Content starts
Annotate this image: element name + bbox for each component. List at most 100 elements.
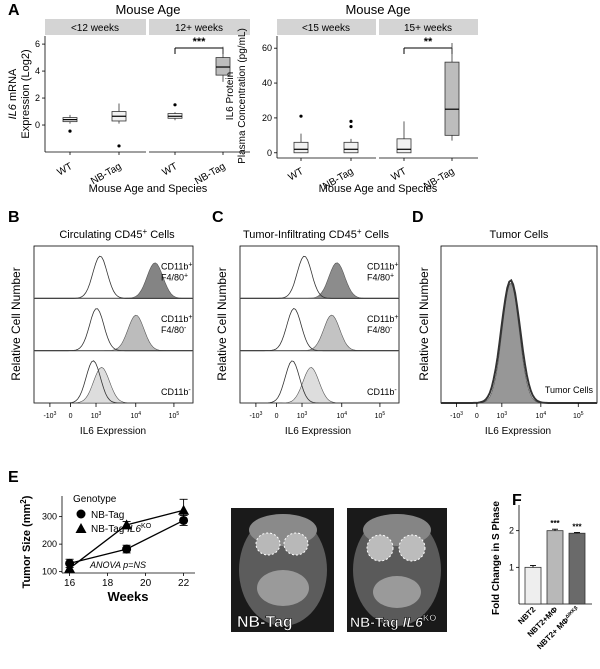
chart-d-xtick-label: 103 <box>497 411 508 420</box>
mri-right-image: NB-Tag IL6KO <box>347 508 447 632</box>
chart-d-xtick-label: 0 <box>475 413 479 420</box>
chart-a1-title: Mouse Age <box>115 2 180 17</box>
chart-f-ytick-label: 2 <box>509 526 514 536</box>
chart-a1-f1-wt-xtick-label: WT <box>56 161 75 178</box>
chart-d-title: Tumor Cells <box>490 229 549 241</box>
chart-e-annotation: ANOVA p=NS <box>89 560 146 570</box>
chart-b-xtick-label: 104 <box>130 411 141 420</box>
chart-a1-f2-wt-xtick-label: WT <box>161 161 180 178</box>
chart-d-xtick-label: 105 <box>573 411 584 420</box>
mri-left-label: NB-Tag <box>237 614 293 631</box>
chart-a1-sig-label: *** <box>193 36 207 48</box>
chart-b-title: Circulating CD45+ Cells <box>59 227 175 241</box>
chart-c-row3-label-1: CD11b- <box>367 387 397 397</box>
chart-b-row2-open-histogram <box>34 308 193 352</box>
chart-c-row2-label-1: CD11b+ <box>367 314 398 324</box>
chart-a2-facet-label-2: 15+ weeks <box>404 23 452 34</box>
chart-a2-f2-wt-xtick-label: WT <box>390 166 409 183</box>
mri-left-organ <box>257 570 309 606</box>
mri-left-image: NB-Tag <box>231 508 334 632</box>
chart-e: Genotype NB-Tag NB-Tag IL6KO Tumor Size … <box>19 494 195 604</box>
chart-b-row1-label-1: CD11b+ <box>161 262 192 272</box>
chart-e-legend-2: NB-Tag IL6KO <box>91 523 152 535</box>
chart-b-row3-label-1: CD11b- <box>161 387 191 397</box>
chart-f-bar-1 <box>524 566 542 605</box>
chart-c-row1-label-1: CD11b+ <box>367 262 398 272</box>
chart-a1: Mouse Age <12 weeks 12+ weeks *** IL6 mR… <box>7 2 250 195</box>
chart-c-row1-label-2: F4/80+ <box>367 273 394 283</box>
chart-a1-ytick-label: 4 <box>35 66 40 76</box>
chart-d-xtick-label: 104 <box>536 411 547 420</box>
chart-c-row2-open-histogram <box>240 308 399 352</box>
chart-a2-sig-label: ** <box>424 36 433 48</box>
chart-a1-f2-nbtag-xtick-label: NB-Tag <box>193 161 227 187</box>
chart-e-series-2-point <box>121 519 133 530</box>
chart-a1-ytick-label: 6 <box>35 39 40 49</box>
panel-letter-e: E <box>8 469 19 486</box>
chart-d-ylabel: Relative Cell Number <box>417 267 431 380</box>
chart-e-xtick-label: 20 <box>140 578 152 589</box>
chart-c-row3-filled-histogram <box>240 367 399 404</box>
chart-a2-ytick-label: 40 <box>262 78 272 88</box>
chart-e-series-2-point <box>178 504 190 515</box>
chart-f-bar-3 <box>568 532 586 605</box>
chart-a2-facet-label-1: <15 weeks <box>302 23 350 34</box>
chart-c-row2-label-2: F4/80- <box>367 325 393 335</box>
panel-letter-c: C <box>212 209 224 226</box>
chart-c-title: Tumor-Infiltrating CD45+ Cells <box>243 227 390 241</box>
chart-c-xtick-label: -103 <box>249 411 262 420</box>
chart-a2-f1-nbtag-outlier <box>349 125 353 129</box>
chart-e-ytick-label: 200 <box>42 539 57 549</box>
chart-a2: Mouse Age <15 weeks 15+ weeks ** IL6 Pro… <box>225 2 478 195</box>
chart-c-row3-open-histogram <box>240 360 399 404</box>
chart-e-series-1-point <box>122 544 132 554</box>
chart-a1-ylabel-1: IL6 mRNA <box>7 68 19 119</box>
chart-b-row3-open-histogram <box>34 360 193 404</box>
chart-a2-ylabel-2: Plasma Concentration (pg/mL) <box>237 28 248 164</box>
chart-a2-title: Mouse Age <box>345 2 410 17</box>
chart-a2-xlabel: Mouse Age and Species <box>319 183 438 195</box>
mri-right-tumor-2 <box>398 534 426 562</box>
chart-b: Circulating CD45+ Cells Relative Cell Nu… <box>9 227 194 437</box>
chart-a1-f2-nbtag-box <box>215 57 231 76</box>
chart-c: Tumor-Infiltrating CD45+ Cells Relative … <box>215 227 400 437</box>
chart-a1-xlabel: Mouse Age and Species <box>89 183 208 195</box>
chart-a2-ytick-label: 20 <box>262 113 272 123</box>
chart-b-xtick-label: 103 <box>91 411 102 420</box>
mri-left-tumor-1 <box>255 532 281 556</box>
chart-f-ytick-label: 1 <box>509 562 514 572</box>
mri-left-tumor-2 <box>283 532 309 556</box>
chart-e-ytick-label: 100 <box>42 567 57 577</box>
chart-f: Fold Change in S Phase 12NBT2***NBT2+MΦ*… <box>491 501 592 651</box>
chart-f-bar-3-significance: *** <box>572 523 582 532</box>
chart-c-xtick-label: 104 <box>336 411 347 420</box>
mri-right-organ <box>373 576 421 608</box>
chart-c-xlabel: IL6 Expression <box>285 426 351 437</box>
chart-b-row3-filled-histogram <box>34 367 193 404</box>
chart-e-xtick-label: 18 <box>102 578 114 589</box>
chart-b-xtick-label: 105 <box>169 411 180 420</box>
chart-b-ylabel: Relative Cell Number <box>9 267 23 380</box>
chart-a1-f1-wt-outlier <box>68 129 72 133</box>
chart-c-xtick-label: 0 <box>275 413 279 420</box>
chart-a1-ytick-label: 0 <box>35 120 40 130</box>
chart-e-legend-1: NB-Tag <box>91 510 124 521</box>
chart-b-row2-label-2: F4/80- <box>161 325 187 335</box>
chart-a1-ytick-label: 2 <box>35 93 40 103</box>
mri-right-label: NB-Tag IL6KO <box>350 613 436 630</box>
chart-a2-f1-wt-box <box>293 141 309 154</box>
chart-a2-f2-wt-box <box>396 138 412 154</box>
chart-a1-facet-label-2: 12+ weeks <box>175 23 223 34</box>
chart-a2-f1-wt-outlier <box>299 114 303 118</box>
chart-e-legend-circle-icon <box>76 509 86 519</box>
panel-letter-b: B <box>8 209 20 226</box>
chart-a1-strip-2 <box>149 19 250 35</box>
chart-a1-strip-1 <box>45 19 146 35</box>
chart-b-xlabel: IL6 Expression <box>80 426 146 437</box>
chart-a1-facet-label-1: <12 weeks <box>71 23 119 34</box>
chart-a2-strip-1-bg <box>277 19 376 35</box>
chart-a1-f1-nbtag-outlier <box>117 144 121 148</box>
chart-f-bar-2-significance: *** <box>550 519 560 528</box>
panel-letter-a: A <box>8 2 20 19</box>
Content ends
* _Exercise brief_: Would you return all of the entries unchanged while omitting the images?

* _Response to the exercise_:
Annotate this image: element name + bbox for each component. List at most 100 elements.
chart-d-xtick-label: 103 <box>497 411 508 420</box>
mri-right-image: NB-Tag IL6KO <box>347 508 447 632</box>
chart-d-xtick-label: 0 <box>475 413 479 420</box>
chart-a1-title: Mouse Age <box>115 2 180 17</box>
chart-f-ytick-label: 2 <box>509 526 514 536</box>
chart-a1-f1-wt-xtick-label: WT <box>56 161 75 178</box>
chart-d-title: Tumor Cells <box>490 229 549 241</box>
chart-e-annotation: ANOVA p=NS <box>89 560 146 570</box>
chart-b-xtick-label: 104 <box>130 411 141 420</box>
chart-a1-f2-wt-xtick-label: WT <box>161 161 180 178</box>
chart-d-xtick-label: 105 <box>573 411 584 420</box>
mri-left-label: NB-Tag <box>237 614 293 631</box>
chart-a1-sig-label: *** <box>193 36 207 48</box>
chart-b-title: Circulating CD45+ Cells <box>59 227 175 241</box>
chart-c-row3-label-1: CD11b- <box>367 387 397 397</box>
chart-b-row2-open-histogram <box>34 308 193 352</box>
chart-c-row2-label-1: CD11b+ <box>367 314 398 324</box>
chart-a2-facet-label-2: 15+ weeks <box>404 23 452 34</box>
chart-a2-f2-wt-xtick-label: WT <box>390 166 409 183</box>
mri-left-organ <box>257 570 309 606</box>
mri-left-image: NB-Tag <box>231 508 334 632</box>
chart-e: Genotype NB-Tag NB-Tag IL6KO Tumor Size … <box>19 494 195 604</box>
chart-b-row1-label-1: CD11b+ <box>161 262 192 272</box>
chart-e-legend-2: NB-Tag IL6KO <box>91 523 152 535</box>
chart-b-row3-label-1: CD11b- <box>161 387 191 397</box>
chart-f-bar-1 <box>524 566 542 605</box>
chart-c-row1-label-1: CD11b+ <box>367 262 398 272</box>
chart-a1: Mouse Age <12 weeks 12+ weeks *** IL6 mR… <box>7 2 250 195</box>
chart-c-row1-label-2: F4/80+ <box>367 273 394 283</box>
chart-a1-ytick-label: 4 <box>35 66 40 76</box>
chart-d-xtick-label: 104 <box>536 411 547 420</box>
chart-c-row2-open-histogram <box>240 308 399 352</box>
chart-a2-sig-label: ** <box>424 36 433 48</box>
chart-a1-f2-nbtag-xtick-label: NB-Tag <box>193 161 227 187</box>
chart-e-series-2-point <box>121 519 133 530</box>
chart-a1-ytick-label: 6 <box>35 39 40 49</box>
panel-letter-e: E <box>8 469 19 486</box>
chart-d-ylabel: Relative Cell Number <box>417 267 431 380</box>
chart-e-xtick-label: 20 <box>140 578 152 589</box>
chart-c-row3-filled-histogram <box>240 367 399 404</box>
chart-a2-ytick-label: 40 <box>262 78 272 88</box>
chart-e-series-2-point <box>178 504 190 515</box>
chart-f-bar-3 <box>568 532 586 605</box>
chart-a2-facet-label-1: <15 weeks <box>302 23 350 34</box>
chart-c-row2-label-2: F4/80- <box>367 325 393 335</box>
panel-letter-c: C <box>212 209 224 226</box>
chart-c-title: Tumor-Infiltrating CD45+ Cells <box>243 227 390 241</box>
chart-c-xtick-label: -103 <box>249 411 262 420</box>
chart-a2-f1-nbtag-outlier <box>349 125 353 129</box>
chart-e-ytick-label: 200 <box>42 539 57 549</box>
chart-a2: Mouse Age <15 weeks 15+ weeks ** IL6 Pro… <box>225 2 478 195</box>
chart-c-row3-open-histogram <box>240 360 399 404</box>
chart-e-series-1-point <box>122 544 132 554</box>
chart-a1-ylabel-1: IL6 mRNA <box>7 68 19 119</box>
chart-b-row3-open-histogram <box>34 360 193 404</box>
chart-a2-ylabel-2: Plasma Concentration (pg/mL) <box>237 28 248 164</box>
chart-a2-title: Mouse Age <box>345 2 410 17</box>
chart-a2-xlabel: Mouse Age and Species <box>319 183 438 195</box>
mri-right-tumor-2 <box>398 534 426 562</box>
chart-b: Circulating CD45+ Cells Relative Cell Nu… <box>9 227 194 437</box>
chart-a1-f2-nbtag-box <box>215 57 231 76</box>
chart-c: Tumor-Infiltrating CD45+ Cells Relative … <box>215 227 400 437</box>
chart-a1-xlabel: Mouse Age and Species <box>89 183 208 195</box>
chart-a2-ytick-label: 20 <box>262 113 272 123</box>
chart-b-xtick-label: 103 <box>91 411 102 420</box>
mri-left-tumor-1 <box>255 532 281 556</box>
chart-f-ytick-label: 1 <box>509 562 514 572</box>
mri-left-tumor-2 <box>283 532 309 556</box>
chart-e-ytick-label: 100 <box>42 567 57 577</box>
chart-f: Fold Change in S Phase 12NBT2***NBT2+MΦ*… <box>491 501 592 651</box>
chart-f-bar-3-significance: *** <box>572 523 582 532</box>
chart-c-xtick-label: 104 <box>336 411 347 420</box>
mri-right-organ <box>373 576 421 608</box>
chart-c-xlabel: IL6 Expression <box>285 426 351 437</box>
chart-b-row3-filled-histogram <box>34 367 193 404</box>
chart-e-xtick-label: 18 <box>102 578 114 589</box>
chart-b-xtick-label: 105 <box>169 411 180 420</box>
chart-b-ylabel: Relative Cell Number <box>9 267 23 380</box>
chart-a1-f1-wt-outlier <box>68 129 72 133</box>
chart-c-xtick-label: 0 <box>275 413 279 420</box>
chart-a1-ytick-label: 0 <box>35 120 40 130</box>
chart-e-legend-1: NB-Tag <box>91 510 124 521</box>
chart-b-row2-label-2: F4/80- <box>161 325 187 335</box>
chart-a1-ytick-label: 2 <box>35 93 40 103</box>
mri-right-label: NB-Tag IL6KO <box>350 613 436 630</box>
chart-a2-f1-wt-box <box>293 141 309 154</box>
chart-a2-f2-wt-box <box>396 138 412 154</box>
chart-a1-facet-label-2: 12+ weeks <box>175 23 223 34</box>
chart-a2-f1-wt-outlier <box>299 114 303 118</box>
chart-e-legend-circle-icon <box>76 509 86 519</box>
panel-letter-b: B <box>8 209 20 226</box>
chart-a1-strip-2 <box>149 19 250 35</box>
chart-a1-strip-1 <box>45 19 146 35</box>
chart-b-xlabel: IL6 Expression <box>80 426 146 437</box>
chart-a1-facet-label-1: <12 weeks <box>71 23 119 34</box>
chart-a2-strip-1-bg <box>277 19 376 35</box>
chart-a1-f1-nbtag-outlier <box>117 144 121 148</box>
chart-f-bar-2-significance: *** <box>550 519 560 528</box>
panel-letter-a: A <box>8 2 20 19</box>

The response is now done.